## [WHAT IS ASKED]
Wherever a line holds the word "JSON", copy that line out.

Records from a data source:
* * *
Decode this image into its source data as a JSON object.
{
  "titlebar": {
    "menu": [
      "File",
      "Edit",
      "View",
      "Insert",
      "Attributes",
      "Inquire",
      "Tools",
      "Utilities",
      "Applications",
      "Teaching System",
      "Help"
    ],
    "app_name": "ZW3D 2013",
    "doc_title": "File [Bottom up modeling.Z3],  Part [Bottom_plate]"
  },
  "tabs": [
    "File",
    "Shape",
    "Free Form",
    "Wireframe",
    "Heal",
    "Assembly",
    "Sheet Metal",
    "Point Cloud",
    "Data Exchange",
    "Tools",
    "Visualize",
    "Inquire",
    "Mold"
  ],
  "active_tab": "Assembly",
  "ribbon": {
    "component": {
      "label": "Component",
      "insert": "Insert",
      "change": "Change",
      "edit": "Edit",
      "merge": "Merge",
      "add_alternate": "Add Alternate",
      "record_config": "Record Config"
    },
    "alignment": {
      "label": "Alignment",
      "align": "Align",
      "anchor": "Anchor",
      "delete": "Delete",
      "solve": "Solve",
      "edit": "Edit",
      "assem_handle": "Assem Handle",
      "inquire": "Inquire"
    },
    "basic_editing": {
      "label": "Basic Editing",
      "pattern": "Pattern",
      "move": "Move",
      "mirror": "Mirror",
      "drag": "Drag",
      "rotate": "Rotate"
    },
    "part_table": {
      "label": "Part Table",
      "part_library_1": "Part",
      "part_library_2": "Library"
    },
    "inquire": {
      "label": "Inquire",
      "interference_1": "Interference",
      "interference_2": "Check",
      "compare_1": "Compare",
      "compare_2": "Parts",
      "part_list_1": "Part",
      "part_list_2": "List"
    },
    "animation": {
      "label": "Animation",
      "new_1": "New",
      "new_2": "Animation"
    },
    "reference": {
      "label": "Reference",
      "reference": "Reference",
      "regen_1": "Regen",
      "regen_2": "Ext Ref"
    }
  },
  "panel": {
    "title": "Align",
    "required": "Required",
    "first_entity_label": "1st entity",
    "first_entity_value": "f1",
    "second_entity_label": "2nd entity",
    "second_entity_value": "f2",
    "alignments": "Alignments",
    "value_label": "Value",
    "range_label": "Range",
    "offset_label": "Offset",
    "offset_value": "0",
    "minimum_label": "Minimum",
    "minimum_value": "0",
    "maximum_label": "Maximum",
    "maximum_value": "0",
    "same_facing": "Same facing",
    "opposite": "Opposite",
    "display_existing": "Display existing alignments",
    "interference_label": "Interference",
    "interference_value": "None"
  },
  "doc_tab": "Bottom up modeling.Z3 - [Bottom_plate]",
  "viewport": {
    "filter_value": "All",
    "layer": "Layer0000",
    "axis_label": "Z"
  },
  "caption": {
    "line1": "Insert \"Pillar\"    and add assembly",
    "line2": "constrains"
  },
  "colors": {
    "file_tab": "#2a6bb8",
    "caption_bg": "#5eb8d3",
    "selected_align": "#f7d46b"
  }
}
* * *
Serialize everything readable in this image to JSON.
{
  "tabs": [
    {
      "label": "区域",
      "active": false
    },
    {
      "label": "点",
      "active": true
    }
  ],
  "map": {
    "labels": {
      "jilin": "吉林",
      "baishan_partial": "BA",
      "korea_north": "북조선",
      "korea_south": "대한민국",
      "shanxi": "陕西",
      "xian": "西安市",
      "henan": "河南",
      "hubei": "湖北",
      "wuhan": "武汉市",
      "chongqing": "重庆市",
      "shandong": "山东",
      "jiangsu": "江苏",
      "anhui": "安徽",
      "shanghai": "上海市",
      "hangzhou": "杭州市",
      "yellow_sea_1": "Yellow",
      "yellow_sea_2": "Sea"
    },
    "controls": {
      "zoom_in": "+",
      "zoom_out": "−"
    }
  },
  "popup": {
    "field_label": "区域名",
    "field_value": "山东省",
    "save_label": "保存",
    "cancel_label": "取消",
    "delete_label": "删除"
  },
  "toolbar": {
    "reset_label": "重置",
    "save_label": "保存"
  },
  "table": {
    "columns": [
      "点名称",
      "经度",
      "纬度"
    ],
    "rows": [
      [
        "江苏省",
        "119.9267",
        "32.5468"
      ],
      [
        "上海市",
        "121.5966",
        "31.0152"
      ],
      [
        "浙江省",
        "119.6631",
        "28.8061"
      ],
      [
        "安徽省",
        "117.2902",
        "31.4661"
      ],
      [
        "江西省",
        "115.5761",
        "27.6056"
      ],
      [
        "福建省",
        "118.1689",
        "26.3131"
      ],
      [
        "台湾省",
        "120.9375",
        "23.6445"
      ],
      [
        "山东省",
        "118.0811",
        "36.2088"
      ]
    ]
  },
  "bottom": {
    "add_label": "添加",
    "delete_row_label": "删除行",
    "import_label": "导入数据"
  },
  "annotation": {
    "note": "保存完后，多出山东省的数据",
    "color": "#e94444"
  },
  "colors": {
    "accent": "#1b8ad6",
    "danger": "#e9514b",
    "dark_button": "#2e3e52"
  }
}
* * *
## [RESPONSE BELOW]
Decode this image into its source data as a JSON object.
Serialize everything readable in this image to JSON.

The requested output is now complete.